→ **Collected data**
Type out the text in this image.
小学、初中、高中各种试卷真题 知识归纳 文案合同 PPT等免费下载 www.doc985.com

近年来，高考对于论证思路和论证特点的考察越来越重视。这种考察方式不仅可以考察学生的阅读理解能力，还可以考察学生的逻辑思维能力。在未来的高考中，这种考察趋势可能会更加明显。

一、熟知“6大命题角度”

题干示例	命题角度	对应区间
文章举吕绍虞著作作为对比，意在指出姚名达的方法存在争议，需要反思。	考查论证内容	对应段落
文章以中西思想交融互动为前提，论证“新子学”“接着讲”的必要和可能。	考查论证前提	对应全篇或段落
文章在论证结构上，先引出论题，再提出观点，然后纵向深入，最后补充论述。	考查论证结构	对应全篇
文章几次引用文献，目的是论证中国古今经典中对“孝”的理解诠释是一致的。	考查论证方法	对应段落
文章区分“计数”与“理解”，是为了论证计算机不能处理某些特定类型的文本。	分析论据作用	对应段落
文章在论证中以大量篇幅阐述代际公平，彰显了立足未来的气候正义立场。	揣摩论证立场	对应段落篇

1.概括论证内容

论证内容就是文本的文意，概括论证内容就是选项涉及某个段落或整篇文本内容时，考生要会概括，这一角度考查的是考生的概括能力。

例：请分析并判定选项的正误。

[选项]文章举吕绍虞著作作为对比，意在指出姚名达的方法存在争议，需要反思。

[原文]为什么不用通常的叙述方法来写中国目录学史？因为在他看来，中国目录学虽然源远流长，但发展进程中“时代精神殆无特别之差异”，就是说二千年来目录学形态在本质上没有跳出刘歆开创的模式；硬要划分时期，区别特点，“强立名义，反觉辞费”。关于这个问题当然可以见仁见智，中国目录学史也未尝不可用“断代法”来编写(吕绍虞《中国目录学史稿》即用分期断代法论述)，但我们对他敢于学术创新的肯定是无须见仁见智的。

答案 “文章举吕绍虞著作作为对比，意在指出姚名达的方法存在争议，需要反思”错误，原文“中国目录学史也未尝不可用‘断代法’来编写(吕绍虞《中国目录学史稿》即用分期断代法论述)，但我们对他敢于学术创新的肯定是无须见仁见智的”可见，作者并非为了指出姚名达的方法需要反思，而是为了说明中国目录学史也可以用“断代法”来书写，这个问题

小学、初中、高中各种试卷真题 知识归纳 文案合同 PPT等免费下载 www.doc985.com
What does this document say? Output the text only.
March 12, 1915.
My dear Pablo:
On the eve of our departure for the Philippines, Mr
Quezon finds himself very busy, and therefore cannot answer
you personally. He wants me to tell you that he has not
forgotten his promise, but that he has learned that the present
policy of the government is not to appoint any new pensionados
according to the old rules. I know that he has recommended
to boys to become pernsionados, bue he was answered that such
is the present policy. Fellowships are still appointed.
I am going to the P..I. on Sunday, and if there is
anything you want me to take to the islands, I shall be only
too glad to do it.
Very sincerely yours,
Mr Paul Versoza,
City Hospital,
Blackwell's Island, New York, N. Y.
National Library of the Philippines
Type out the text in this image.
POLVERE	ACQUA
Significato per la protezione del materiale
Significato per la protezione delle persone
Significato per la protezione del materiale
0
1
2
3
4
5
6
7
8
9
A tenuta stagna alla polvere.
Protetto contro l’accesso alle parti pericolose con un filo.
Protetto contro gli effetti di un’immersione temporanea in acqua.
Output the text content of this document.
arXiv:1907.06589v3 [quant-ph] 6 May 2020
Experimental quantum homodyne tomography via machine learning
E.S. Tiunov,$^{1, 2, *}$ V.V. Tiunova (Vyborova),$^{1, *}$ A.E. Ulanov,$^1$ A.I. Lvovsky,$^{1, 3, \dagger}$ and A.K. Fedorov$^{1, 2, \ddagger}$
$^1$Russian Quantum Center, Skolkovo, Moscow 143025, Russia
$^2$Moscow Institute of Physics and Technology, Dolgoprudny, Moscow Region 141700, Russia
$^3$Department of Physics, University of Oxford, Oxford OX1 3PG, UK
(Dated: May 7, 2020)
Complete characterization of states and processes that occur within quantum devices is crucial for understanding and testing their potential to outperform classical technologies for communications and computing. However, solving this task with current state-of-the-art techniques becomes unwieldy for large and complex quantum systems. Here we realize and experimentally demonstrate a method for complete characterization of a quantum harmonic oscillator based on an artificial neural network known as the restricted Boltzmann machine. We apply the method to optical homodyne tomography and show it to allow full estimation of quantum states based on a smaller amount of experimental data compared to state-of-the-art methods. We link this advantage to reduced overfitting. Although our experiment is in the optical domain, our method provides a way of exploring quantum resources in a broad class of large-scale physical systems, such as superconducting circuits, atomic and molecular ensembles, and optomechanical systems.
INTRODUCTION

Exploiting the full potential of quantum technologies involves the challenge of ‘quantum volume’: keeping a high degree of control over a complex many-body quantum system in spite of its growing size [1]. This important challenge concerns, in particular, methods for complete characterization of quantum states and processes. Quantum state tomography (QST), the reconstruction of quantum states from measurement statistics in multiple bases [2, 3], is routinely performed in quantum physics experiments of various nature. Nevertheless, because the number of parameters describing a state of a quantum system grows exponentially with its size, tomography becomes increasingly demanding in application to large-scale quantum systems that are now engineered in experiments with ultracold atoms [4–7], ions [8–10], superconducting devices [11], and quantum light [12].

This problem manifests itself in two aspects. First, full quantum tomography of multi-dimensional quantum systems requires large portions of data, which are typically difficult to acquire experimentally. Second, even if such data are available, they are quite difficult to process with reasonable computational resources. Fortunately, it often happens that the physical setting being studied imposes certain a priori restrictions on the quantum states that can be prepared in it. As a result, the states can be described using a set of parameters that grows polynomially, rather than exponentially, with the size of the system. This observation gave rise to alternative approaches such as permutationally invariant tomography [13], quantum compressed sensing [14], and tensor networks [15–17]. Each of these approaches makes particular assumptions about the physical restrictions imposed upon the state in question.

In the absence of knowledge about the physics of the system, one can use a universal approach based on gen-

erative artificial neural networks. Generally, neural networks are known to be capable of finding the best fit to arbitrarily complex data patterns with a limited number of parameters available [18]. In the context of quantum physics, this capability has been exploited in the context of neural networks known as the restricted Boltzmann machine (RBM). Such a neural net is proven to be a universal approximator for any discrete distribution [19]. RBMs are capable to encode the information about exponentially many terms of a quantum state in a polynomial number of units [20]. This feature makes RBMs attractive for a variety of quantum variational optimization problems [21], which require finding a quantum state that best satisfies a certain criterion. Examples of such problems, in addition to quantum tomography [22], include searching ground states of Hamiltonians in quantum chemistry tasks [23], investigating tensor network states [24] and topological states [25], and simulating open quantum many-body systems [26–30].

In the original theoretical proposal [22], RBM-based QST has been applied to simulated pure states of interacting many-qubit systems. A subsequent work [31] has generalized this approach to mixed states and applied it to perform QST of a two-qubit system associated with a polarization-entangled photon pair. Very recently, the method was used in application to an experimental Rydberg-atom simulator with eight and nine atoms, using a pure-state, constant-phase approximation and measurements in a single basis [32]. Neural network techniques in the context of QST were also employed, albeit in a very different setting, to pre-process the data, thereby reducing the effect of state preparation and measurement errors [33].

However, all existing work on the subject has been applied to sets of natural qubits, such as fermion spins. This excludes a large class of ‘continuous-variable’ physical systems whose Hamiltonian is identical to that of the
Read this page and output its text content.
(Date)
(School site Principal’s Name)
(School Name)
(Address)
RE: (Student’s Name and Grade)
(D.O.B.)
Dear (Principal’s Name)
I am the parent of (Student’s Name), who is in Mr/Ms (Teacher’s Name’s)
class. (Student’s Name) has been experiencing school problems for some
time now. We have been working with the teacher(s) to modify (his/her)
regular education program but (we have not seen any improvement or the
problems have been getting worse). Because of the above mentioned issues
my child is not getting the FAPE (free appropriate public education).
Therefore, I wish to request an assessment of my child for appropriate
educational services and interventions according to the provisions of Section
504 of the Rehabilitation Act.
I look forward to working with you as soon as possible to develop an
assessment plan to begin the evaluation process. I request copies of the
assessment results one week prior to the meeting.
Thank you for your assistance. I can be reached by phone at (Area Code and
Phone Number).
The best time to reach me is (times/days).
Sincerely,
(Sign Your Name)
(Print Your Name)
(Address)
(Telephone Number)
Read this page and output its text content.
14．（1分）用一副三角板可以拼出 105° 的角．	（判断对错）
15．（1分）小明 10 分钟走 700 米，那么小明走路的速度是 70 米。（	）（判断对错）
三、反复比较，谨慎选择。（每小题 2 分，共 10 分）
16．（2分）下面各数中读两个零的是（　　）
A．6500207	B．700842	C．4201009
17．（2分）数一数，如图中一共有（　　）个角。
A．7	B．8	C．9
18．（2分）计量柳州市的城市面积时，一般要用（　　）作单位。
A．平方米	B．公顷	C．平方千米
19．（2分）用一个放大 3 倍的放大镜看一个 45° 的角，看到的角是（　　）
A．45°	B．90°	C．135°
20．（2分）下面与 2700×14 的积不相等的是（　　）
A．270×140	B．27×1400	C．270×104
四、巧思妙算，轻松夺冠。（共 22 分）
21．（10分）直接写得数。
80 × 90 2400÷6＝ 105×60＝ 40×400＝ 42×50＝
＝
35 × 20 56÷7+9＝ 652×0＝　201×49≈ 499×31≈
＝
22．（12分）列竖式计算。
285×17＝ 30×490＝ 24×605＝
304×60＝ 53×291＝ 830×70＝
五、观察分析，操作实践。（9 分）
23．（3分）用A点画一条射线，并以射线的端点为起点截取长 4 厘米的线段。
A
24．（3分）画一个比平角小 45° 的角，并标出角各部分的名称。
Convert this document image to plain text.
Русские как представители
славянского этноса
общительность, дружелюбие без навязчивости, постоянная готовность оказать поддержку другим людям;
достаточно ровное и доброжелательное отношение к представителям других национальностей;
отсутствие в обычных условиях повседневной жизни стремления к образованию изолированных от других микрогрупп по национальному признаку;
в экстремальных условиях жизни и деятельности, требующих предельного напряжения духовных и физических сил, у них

→ **What is required**
Find the lines above that contain the word "中国目录学史稿" and collect them.

→ **The reply**
[原文]为什么不用通常的叙述方法来写中国目录学史？因为在他看来，中国目录学虽然源远流长，但发展进程中“时代精神殆无特别之差异”，就是说二千年来目录学形态在本质上没有跳出刘歆开创的模式；硬要划分时期，区别特点，“强立名义，反觉辞费”。关于这个问题当然可以见仁见智，中国目录学史也未尝不可用“断代法”来编写(吕绍虞《中国目录学史稿》即用分期断代法论述)，但我们对他敢于学术创新的肯定是无须见仁见智的。
答案 “文章举吕绍虞著作作为对比，意在指出姚名达的方法存在争议，需要反思”错误，原文“中国目录学史也未尝不可用‘断代法’来编写(吕绍虞《中国目录学史稿》即用分期断代法论述)，但我们对他敢于学术创新的肯定是无须见仁见智的”可见，作者并非为了指出姚名达的方法需要反思，而是为了说明中国目录学史也可以用“断代法”来书写，这个问题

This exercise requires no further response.